§ **EXERCISE**: In your copy, leave out the pictures; write out all the data exactly.

#### DATA LINES

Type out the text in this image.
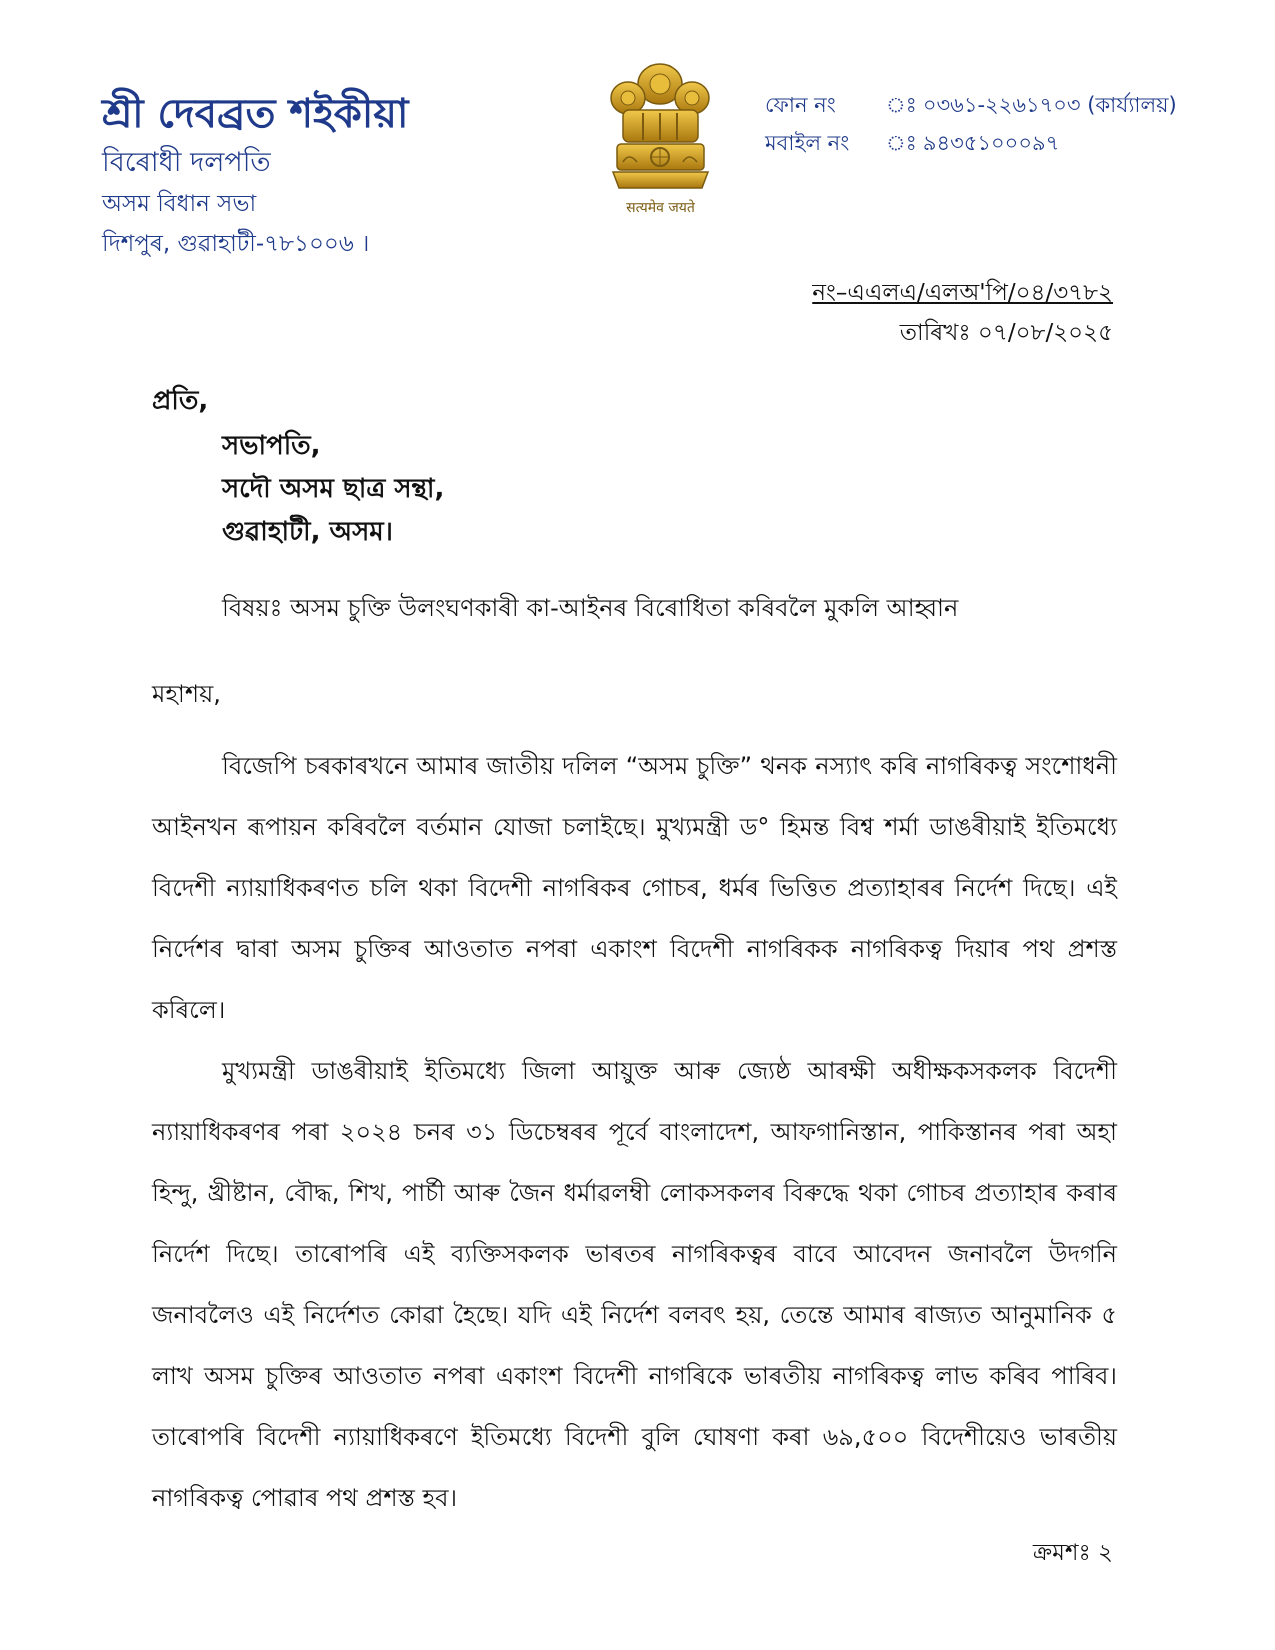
শ্ৰী দেবব্ৰত শইকীয়া
বিৰোধী দলপতি
অসম বিধান সভা
দিশপুৰ, গুৱাহাটী-৭৮১০০৬ ।
सत्यमेव जयते
ফোন নং	ঃ ০৩৬১-২২৬১৭০৩ (কাৰ্য্যালয়)
মবাইল নং	ঃ ৯৪৩৫১০০০৯৭
নং–এএলএ/এলঅ'পি/০৪/৩৭৮২
তাৰিখঃ ০৭/০৮/২০২৫
প্ৰতি,
সভাপতি,
সদৌ অসম ছাত্ৰ সন্থা,
গুৱাহাটী, অসম।
বিষয়ঃ অসম চুক্তি উলংঘণকাৰী কা-আইনৰ বিৰোধিতা কৰিবলৈ মুকলি আহ্বান
মহাশয়,

বিজেপি চৰকাৰখনে আমাৰ জাতীয় দলিল “অসম চুক্তি” থনক নস্যাৎ কৰি নাগৰিকত্ব সংশোধনী আইনখন ৰূপায়ন কৰিবলৈ বৰ্তমান যোজা চলাইছে। মুখ্যমন্ত্ৰী ড° হিমন্ত বিশ্ব শৰ্মা ডাঙৰীয়াই ইতিমধ্যে বিদেশী ন্যায়াধিকৰণত চলি থকা বিদেশী নাগৰিকৰ গোচৰ, ধৰ্মৰ ভিত্তিত প্ৰত্যাহাৰৰ নিৰ্দেশ দিছে। এই নিৰ্দেশৰ দ্বাৰা অসম চুক্তিৰ আওতাত নপৰা একাংশ বিদেশী নাগৰিকক নাগৰিকত্ব দিয়াৰ পথ প্ৰশস্ত কৰিলে।

মুখ্যমন্ত্ৰী ডাঙৰীয়াই ইতিমধ্যে জিলা আয়ুক্ত আৰু জ্যেষ্ঠ আৰক্ষী অধীক্ষকসকলক বিদেশী ন্যায়াধিকৰণৰ পৰা ২০২৪ চনৰ ৩১ ডিচেম্বৰৰ পূৰ্বে বাংলাদেশ, আফগানিস্তান, পাকিস্তানৰ পৰা অহা হিন্দু, খ্ৰীষ্টান, বৌদ্ধ, শিখ, পাৰ্চী আৰু জৈন ধৰ্মাৱলম্বী লোকসকলৰ বিৰুদ্ধে থকা গোচৰ প্ৰত্যাহাৰ কৰাৰ নিৰ্দেশ দিছে। তাৰোপৰি এই ব্যক্তিসকলক ভাৰতৰ নাগৰিকত্বৰ বাবে আবেদন জনাবলৈ উদগনি জনাবলৈও এই নিৰ্দেশত কোৱা হৈছে। যদি এই নিৰ্দেশ বলবৎ হয়, তেন্তে আমাৰ ৰাজ্যত আনুমানিক ৫ লাখ অসম চুক্তিৰ আওতাত নপৰা একাংশ বিদেশী নাগৰিকে ভাৰতীয় নাগৰিকত্ব লাভ কৰিব পাৰিব। তাৰোপৰি বিদেশী ন্যায়াধিকৰণে ইতিমধ্যে বিদেশী বুলি ঘোষণা কৰা ৬৯,৫০০ বিদেশীয়েও ভাৰতীয় নাগৰিকত্ব পোৱাৰ পথ প্ৰশস্ত হব।

ক্ৰমশঃ ২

########

§ **WRITTEN ANSWER**:
Type out the text in this image.
শ্ৰী দেবব্ৰত শইকীয়া
বিৰোধী দলপতি
অসম বিধান সভা
দিশপুৰ, গুৱাহাটী-৭৮১০০৬ ।
सत्यमेव जयते
ফোন নং	ঃ ০৩৬১-২২৬১৭০৩ (কাৰ্য্যালয়)
মবাইল নং	ঃ ৯৪৩৫১০০০৯৭
নং–এএলএ/এলঅ'পি/০৪/৩৭৮২
তাৰিখঃ ০৭/০৮/২০২৫
প্ৰতি,
সভাপতি,
সদৌ অসম ছাত্ৰ সন্থা,
গুৱাহাটী, অসম।
বিষয়ঃ অসম চুক্তি উলংঘণকাৰী কা-আইনৰ বিৰোধিতা কৰিবলৈ মুকলি আহ্বান
মহাশয়,

বিজেপি চৰকাৰখনে আমাৰ জাতীয় দলিল “অসম চুক্তি” থনক নস্যাৎ কৰি নাগৰিকত্ব সংশোধনী আইনখন ৰূপায়ন কৰিবলৈ বৰ্তমান যোজা চলাইছে। মুখ্যমন্ত্ৰী ড° হিমন্ত বিশ্ব শৰ্মা ডাঙৰীয়াই ইতিমধ্যে বিদেশী ন্যায়াধিকৰণত চলি থকা বিদেশী নাগৰিকৰ গোচৰ, ধৰ্মৰ ভিত্তিত প্ৰত্যাহাৰৰ নিৰ্দেশ দিছে। এই নিৰ্দেশৰ দ্বাৰা অসম চুক্তিৰ আওতাত নপৰা একাংশ বিদেশী নাগৰিকক নাগৰিকত্ব দিয়াৰ পথ প্ৰশস্ত কৰিলে।

মুখ্যমন্ত্ৰী ডাঙৰীয়াই ইতিমধ্যে জিলা আয়ুক্ত আৰু জ্যেষ্ঠ আৰক্ষী অধীক্ষকসকলক বিদেশী ন্যায়াধিকৰণৰ পৰা ২০২৪ চনৰ ৩১ ডিচেম্বৰৰ পূৰ্বে বাংলাদেশ, আফগানিস্তান, পাকিস্তানৰ পৰা অহা হিন্দু, খ্ৰীষ্টান, বৌদ্ধ, শিখ, পাৰ্চী আৰু জৈন ধৰ্মাৱলম্বী লোকসকলৰ বিৰুদ্ধে থকা গোচৰ প্ৰত্যাহাৰ কৰাৰ নিৰ্দেশ দিছে। তাৰোপৰি এই ব্যক্তিসকলক ভাৰতৰ নাগৰিকত্বৰ বাবে আবেদন জনাবলৈ উদগনি জনাবলৈও এই নিৰ্দেশত কোৱা হৈছে। যদি এই নিৰ্দেশ বলবৎ হয়, তেন্তে আমাৰ ৰাজ্যত আনুমানিক ৫ লাখ অসম চুক্তিৰ আওতাত নপৰা একাংশ বিদেশী নাগৰিকে ভাৰতীয় নাগৰিকত্ব লাভ কৰিব পাৰিব। তাৰোপৰি বিদেশী ন্যায়াধিকৰণে ইতিমধ্যে বিদেশী বুলি ঘোষণা কৰা ৬৯,৫০০ বিদেশীয়েও ভাৰতীয় নাগৰিকত্ব পোৱাৰ পথ প্ৰশস্ত হব।

ক্ৰমশঃ ২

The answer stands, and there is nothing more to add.